> _Given request_: Look through the records below, and copy out every line that holds the string "Schéma".

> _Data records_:
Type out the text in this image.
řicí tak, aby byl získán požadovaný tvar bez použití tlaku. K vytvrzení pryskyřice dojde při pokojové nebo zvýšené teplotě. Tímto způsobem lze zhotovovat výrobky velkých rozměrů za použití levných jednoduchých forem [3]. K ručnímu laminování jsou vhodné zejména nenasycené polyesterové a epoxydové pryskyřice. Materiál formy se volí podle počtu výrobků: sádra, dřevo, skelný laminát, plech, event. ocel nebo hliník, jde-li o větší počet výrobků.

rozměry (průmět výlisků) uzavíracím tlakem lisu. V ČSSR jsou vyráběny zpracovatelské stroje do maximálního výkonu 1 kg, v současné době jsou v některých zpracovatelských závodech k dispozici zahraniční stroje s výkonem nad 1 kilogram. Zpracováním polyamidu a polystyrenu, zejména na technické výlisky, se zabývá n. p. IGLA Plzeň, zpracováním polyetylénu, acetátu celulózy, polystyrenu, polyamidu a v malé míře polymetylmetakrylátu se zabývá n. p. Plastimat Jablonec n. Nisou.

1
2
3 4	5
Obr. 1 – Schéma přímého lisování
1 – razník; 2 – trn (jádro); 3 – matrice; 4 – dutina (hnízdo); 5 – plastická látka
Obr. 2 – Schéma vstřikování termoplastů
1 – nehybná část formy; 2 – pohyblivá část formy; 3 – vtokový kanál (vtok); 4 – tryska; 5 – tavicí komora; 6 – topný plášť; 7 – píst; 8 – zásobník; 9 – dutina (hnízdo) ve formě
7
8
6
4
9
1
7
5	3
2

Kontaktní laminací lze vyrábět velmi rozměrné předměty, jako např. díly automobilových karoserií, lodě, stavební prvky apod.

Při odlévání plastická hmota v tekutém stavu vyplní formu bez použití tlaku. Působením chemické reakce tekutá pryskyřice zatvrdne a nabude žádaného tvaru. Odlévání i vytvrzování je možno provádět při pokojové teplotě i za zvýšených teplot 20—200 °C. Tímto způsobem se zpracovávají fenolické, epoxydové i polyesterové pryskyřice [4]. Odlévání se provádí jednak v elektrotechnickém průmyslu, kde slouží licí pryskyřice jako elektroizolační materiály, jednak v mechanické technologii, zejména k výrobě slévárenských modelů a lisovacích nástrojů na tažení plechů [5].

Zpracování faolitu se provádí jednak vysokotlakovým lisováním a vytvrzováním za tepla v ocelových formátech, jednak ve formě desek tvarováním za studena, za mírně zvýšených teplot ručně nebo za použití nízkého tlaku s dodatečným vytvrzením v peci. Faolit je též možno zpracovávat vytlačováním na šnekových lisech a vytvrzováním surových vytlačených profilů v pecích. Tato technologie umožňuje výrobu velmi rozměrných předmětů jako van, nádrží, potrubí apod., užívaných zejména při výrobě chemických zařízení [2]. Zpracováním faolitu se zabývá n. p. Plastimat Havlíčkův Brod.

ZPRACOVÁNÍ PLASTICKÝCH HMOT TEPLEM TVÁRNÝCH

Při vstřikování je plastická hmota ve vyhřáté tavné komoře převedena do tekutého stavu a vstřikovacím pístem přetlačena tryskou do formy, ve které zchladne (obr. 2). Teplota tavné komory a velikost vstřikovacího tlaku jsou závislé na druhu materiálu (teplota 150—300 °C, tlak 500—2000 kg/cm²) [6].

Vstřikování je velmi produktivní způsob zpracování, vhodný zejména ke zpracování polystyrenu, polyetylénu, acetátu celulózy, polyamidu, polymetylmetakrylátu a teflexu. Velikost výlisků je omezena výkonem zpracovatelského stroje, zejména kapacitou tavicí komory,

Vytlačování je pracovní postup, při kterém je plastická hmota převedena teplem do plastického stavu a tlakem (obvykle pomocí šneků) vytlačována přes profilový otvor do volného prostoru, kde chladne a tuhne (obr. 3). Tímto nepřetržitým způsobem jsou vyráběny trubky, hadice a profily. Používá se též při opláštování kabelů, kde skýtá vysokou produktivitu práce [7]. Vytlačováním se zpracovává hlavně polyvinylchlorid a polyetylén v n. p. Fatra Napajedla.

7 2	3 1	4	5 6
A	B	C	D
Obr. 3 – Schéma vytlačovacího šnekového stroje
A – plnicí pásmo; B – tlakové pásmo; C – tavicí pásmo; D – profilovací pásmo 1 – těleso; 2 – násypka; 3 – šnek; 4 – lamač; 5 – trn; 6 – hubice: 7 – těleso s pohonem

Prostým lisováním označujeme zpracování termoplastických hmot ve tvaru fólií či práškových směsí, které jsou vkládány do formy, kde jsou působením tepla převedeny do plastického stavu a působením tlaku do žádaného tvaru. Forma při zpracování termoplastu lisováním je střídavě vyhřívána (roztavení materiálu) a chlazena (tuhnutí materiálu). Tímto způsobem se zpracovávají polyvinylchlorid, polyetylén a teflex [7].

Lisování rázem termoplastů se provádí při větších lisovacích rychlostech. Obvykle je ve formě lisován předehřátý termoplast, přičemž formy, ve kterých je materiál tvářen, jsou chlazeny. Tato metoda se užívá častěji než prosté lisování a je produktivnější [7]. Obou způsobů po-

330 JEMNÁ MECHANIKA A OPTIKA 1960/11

> _Output for this task_:
Obr. 1 – Schéma přímého lisování
Obr. 2 – Schéma vstřikování termoplastů
Obr. 3 – Schéma vytlačovacího šnekového stroje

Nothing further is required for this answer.